>> START Records provided

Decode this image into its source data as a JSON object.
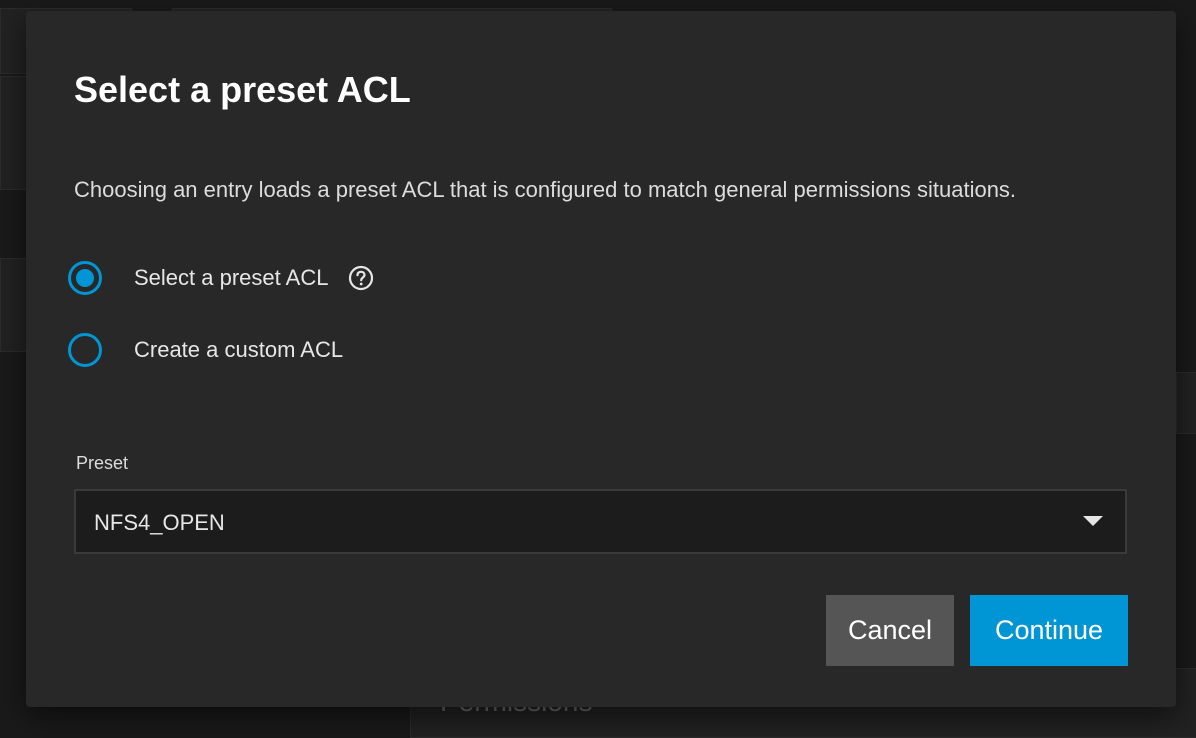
{
  "background": {
    "section_title": "Permissions"
  },
  "dialog": {
    "title": "Select a preset ACL",
    "description": "Choosing an entry loads a preset ACL that is configured to match general permissions situations.",
    "options": [
      {
        "label": "Select a preset ACL",
        "selected": true,
        "has_help_icon": true
      },
      {
        "label": "Create a custom ACL",
        "selected": false
      }
    ],
    "preset": {
      "label": "Preset",
      "value": "NFS4_OPEN"
    },
    "buttons": {
      "cancel": "Cancel",
      "continue": "Continue"
    }
  },
  "colors": {
    "accent": "#0095d5",
    "dialog_bg": "#282828",
    "cancel_bg": "#555555"
  }
}
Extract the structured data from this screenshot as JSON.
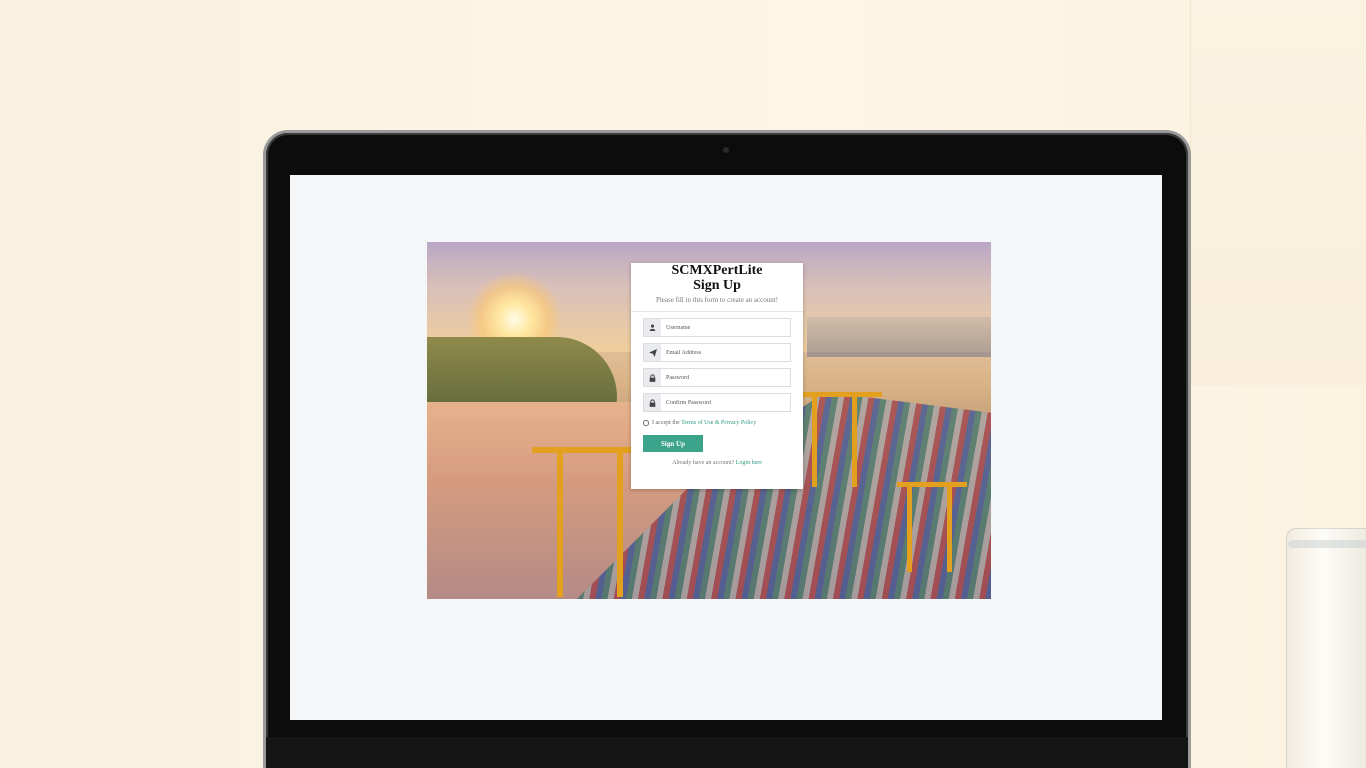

>> END Records provided

> _Work to complete_
Using the data above, write out every line exactly, leaving the images behind.

> _Complete response_
Decode this image into its source data as a JSON object.
{
  "background": {
    "section_title": "Permissions"
  },
  "dialog": {
    "title": "Select a preset ACL",
    "description": "Choosing an entry loads a preset ACL that is configured to match general permissions situations.",
    "options": [
      {
        "label": "Select a preset ACL",
        "selected": true,
        "has_help_icon": true
      },
      {
        "label": "Create a custom ACL",
        "selected": false
      }
    ],
    "preset": {
      "label": "Preset",
      "value": "NFS4_OPEN"
    },
    "buttons": {
      "cancel": "Cancel",
      "continue": "Continue"
    }
  },
  "colors": {
    "accent": "#0095d5",
    "dialog_bg": "#282828",
    "cancel_bg": "#555555"
  }
}
Extract the structured data from this screenshot as JSON.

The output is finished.